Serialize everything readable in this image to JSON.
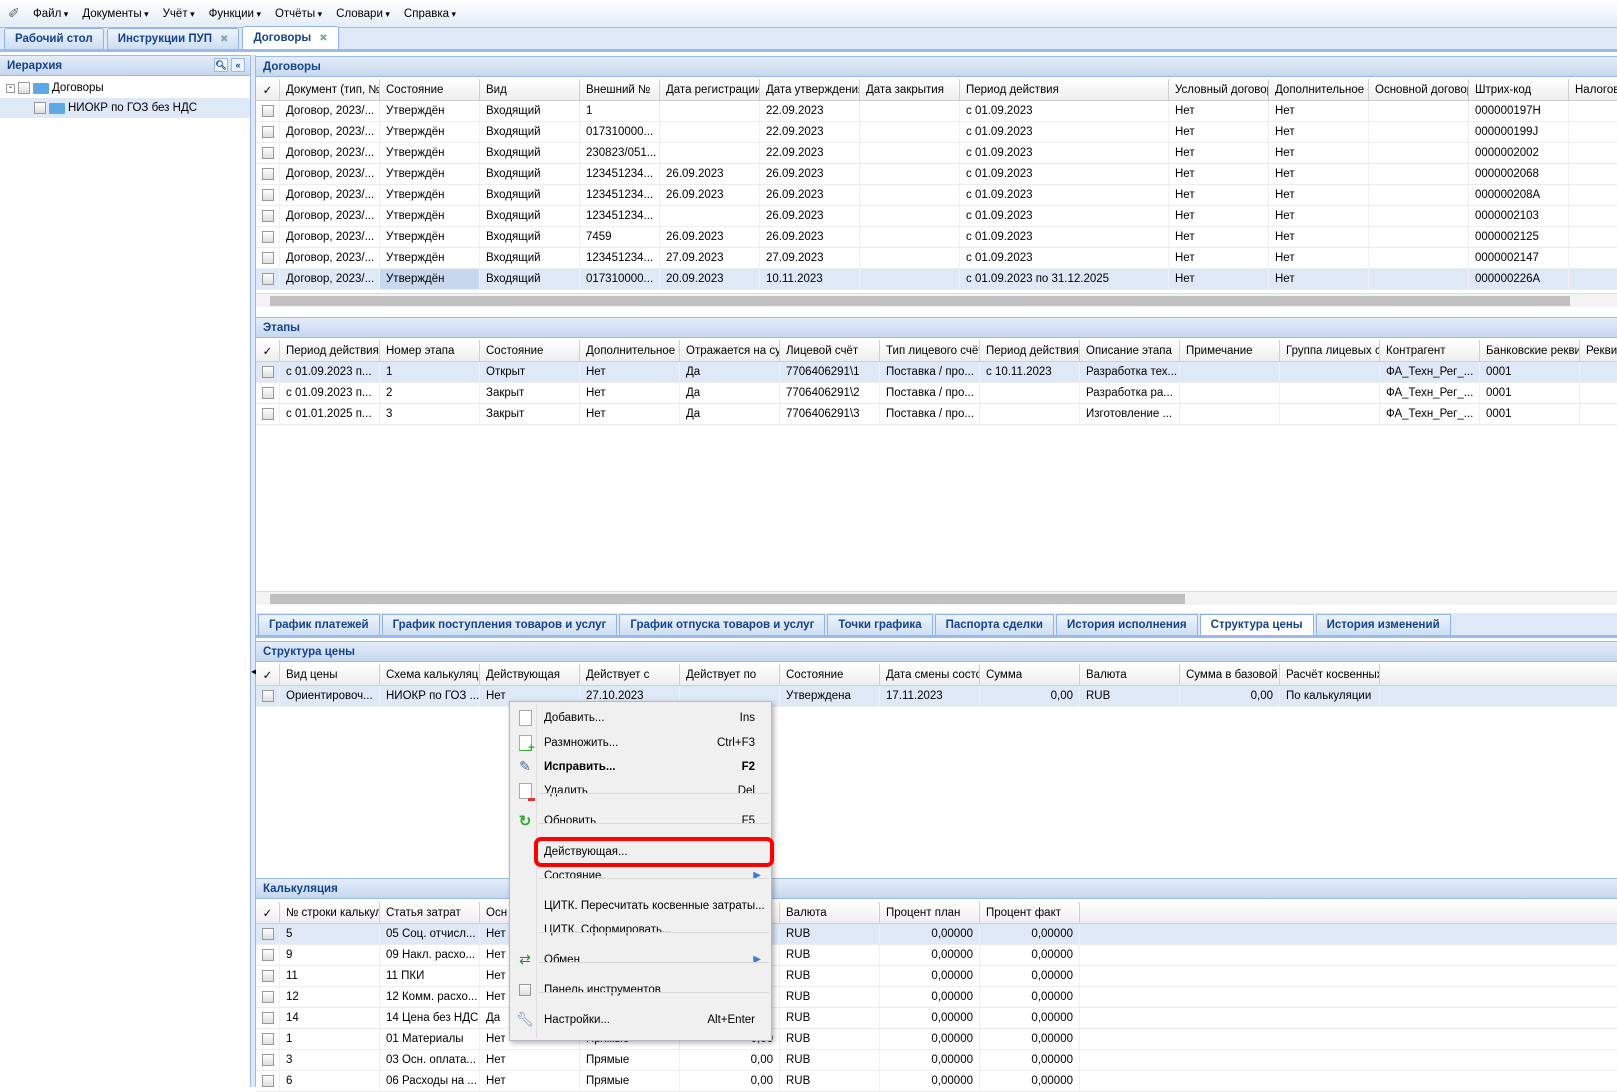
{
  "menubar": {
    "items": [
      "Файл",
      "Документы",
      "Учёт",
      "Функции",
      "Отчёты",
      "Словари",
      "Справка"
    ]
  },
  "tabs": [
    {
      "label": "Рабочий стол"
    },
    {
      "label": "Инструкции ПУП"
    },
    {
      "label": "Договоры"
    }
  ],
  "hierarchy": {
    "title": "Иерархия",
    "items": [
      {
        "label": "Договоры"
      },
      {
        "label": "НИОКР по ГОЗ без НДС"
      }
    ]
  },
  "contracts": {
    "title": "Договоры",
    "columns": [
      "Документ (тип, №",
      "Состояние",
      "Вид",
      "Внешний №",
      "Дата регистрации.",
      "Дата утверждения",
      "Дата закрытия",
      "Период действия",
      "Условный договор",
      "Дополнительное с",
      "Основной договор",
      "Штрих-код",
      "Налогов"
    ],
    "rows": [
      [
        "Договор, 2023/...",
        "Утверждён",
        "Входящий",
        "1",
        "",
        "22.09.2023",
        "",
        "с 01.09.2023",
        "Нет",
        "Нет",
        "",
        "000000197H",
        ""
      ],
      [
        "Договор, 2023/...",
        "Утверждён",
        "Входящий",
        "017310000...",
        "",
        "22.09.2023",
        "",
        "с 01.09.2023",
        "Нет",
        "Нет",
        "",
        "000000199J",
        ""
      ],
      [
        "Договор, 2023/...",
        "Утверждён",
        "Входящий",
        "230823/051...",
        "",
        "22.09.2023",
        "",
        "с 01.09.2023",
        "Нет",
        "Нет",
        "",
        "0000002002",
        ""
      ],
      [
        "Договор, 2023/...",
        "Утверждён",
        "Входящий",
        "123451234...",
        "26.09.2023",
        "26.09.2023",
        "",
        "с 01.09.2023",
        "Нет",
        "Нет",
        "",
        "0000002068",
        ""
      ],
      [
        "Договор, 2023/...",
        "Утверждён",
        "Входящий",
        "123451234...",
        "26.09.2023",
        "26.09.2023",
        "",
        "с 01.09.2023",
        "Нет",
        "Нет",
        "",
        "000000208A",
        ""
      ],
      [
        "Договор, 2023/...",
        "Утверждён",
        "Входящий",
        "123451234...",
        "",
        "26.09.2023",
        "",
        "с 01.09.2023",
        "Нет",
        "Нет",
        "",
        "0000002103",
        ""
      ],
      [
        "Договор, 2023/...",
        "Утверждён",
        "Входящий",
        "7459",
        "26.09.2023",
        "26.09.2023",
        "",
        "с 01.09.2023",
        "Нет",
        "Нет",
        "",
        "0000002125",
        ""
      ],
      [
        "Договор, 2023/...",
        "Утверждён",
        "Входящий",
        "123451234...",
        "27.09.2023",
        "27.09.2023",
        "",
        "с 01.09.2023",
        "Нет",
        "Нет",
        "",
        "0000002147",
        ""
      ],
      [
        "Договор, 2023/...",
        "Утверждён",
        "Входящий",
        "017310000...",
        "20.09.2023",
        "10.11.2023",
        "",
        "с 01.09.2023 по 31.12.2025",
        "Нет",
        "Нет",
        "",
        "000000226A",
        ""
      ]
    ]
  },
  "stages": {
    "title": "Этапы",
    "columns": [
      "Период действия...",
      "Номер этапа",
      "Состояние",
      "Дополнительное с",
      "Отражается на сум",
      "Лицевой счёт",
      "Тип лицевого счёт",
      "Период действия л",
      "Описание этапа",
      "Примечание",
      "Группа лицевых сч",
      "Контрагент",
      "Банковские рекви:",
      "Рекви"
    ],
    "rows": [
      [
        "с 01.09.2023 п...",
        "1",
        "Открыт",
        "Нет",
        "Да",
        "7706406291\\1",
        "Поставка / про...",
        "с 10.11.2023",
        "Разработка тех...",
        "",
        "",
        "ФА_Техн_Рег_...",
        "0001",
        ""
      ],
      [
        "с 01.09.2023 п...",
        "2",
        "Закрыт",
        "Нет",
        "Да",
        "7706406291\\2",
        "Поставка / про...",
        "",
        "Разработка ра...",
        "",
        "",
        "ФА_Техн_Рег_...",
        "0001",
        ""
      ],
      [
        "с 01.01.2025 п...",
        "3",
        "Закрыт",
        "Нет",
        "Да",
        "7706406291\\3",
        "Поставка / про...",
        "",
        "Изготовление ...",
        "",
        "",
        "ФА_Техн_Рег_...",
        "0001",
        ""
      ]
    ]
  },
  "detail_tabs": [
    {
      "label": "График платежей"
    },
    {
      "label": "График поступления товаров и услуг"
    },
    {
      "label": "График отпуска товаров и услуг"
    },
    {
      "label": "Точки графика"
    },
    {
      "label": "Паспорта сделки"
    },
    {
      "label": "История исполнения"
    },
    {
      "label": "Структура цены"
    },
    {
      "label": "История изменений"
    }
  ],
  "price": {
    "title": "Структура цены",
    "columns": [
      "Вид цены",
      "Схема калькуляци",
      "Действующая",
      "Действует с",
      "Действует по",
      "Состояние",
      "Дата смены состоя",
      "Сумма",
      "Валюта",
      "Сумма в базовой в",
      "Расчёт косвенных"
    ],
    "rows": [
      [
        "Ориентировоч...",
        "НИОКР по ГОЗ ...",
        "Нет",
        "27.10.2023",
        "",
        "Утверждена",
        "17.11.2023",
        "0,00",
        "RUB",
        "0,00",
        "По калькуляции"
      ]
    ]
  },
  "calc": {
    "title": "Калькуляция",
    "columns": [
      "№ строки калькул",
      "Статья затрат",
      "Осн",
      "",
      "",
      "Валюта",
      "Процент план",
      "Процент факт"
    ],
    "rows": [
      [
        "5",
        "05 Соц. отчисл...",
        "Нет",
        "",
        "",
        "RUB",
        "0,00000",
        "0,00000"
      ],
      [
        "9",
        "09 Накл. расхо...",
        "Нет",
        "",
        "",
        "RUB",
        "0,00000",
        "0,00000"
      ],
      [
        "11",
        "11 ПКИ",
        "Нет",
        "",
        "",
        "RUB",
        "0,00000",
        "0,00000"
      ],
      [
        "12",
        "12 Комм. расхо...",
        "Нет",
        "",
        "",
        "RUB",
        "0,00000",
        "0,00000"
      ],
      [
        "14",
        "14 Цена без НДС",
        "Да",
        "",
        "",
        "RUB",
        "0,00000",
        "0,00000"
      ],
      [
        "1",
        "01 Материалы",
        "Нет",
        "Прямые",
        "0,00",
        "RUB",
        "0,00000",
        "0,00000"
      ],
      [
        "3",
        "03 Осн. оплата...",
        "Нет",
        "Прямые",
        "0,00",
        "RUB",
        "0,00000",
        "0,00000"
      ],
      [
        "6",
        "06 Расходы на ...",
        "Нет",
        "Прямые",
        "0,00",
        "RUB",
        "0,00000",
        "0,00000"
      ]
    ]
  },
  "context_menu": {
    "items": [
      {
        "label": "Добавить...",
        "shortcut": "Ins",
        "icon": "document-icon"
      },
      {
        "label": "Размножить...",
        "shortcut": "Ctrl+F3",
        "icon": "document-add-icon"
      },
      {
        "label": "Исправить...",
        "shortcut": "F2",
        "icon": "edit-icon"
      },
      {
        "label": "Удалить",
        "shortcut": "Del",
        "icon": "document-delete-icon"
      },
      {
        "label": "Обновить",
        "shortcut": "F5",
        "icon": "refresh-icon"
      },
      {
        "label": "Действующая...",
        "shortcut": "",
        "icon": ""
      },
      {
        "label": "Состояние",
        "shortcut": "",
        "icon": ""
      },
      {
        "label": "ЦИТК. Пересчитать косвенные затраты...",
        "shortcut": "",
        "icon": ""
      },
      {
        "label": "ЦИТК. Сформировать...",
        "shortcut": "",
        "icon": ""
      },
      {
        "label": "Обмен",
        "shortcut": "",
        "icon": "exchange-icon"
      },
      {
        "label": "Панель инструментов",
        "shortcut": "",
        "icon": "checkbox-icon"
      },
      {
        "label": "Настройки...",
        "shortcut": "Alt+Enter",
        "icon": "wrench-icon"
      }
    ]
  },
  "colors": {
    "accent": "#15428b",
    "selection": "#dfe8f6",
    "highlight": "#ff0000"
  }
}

....

REQUIREMENTS: From the data above, show each line that contains "ЦИТК".

FULL OUTPUT:
        "label": "ЦИТК. Пересчитать косвенные затраты...",
        "label": "ЦИТК. Сформировать...",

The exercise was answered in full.